Give the number of lines in the listing below that include the word "Управление", with nothing more.
——————————
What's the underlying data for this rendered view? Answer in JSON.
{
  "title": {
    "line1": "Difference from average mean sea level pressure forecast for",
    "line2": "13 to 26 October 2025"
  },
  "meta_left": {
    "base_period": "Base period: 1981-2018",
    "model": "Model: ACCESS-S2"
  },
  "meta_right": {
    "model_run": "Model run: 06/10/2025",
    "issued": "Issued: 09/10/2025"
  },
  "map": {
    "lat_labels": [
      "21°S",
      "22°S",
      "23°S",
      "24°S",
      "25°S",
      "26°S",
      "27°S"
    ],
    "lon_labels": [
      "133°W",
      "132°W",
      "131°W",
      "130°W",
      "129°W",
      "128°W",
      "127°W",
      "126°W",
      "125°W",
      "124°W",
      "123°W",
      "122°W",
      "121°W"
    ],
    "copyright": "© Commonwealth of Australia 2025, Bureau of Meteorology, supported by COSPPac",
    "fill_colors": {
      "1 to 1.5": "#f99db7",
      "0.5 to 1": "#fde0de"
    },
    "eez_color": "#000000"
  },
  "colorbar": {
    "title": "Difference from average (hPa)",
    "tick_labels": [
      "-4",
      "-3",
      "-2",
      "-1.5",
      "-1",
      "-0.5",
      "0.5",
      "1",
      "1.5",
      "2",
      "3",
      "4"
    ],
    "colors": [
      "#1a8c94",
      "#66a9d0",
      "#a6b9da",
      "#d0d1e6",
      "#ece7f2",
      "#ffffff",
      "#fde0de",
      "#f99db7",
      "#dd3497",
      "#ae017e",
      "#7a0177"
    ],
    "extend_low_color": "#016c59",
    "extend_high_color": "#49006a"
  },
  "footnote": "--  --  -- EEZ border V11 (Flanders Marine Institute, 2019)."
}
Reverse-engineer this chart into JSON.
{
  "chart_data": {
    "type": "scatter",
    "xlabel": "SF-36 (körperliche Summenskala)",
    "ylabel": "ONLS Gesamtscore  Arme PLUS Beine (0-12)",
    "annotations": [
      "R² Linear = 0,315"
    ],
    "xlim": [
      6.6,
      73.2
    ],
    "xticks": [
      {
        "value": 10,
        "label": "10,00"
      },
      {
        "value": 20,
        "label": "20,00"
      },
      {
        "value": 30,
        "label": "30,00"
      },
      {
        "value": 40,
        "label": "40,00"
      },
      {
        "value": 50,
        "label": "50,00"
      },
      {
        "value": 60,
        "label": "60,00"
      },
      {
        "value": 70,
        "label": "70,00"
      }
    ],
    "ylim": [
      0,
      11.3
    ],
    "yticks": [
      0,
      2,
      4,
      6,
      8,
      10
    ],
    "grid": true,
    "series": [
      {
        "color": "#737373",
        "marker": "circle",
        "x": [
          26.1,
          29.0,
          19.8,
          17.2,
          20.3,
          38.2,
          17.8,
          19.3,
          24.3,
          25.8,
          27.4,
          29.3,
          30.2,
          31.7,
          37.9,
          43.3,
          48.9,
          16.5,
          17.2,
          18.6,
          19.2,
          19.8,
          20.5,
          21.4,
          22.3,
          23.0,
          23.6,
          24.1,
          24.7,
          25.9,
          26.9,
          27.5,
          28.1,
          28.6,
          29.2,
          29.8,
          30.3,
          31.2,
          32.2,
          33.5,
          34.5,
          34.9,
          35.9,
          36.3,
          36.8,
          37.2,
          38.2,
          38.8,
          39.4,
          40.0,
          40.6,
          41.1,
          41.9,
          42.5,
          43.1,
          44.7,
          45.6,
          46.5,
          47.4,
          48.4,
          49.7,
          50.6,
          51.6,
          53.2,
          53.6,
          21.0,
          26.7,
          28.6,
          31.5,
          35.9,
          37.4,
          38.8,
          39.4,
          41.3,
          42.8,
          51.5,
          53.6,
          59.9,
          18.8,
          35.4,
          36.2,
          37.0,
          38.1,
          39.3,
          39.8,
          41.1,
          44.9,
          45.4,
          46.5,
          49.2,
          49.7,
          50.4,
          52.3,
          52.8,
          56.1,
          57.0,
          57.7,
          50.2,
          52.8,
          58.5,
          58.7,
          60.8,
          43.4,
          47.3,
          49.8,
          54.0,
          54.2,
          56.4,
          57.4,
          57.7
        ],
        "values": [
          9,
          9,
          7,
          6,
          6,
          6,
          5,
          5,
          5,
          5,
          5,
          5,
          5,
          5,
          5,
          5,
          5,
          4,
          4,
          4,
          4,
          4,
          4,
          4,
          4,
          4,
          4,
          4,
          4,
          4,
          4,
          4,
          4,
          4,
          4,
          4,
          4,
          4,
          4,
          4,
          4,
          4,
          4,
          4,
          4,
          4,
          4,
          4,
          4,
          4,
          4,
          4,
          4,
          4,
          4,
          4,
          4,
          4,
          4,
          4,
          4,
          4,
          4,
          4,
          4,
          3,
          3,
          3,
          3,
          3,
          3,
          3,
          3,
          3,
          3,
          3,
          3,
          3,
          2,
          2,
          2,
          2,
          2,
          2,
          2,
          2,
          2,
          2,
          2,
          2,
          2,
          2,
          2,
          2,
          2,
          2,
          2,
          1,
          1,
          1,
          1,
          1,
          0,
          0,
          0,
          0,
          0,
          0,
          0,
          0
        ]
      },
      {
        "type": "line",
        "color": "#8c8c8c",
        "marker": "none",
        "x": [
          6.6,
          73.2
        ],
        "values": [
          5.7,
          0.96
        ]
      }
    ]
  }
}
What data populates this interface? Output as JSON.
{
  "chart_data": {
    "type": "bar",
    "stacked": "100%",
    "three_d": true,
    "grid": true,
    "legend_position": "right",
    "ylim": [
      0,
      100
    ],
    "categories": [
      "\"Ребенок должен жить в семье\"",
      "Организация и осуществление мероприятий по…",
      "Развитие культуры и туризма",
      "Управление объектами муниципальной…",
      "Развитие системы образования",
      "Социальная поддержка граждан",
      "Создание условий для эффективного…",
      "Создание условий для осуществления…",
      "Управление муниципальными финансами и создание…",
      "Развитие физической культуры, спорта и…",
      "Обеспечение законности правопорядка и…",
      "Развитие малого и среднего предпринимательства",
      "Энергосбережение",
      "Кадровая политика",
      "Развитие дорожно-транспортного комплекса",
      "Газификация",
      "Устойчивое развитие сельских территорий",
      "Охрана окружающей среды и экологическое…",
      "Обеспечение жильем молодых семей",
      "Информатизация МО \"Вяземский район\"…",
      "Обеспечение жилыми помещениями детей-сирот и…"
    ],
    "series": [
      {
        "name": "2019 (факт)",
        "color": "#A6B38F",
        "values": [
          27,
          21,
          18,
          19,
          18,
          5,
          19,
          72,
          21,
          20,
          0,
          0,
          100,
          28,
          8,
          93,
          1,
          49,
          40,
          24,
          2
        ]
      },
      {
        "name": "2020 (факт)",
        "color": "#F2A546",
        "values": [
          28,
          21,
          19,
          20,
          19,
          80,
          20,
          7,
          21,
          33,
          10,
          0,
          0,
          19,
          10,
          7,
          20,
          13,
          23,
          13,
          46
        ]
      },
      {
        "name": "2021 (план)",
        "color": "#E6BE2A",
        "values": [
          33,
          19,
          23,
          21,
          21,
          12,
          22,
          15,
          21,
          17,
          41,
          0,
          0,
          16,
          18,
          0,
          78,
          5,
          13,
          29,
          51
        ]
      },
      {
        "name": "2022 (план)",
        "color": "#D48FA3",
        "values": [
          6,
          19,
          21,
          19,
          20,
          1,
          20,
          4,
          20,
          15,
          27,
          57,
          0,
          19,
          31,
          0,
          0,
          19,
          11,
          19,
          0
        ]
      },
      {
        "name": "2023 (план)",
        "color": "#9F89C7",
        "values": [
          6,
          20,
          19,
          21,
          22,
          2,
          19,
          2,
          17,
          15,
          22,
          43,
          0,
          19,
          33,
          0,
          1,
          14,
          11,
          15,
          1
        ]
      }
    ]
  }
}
——————————
* Exercise answer
2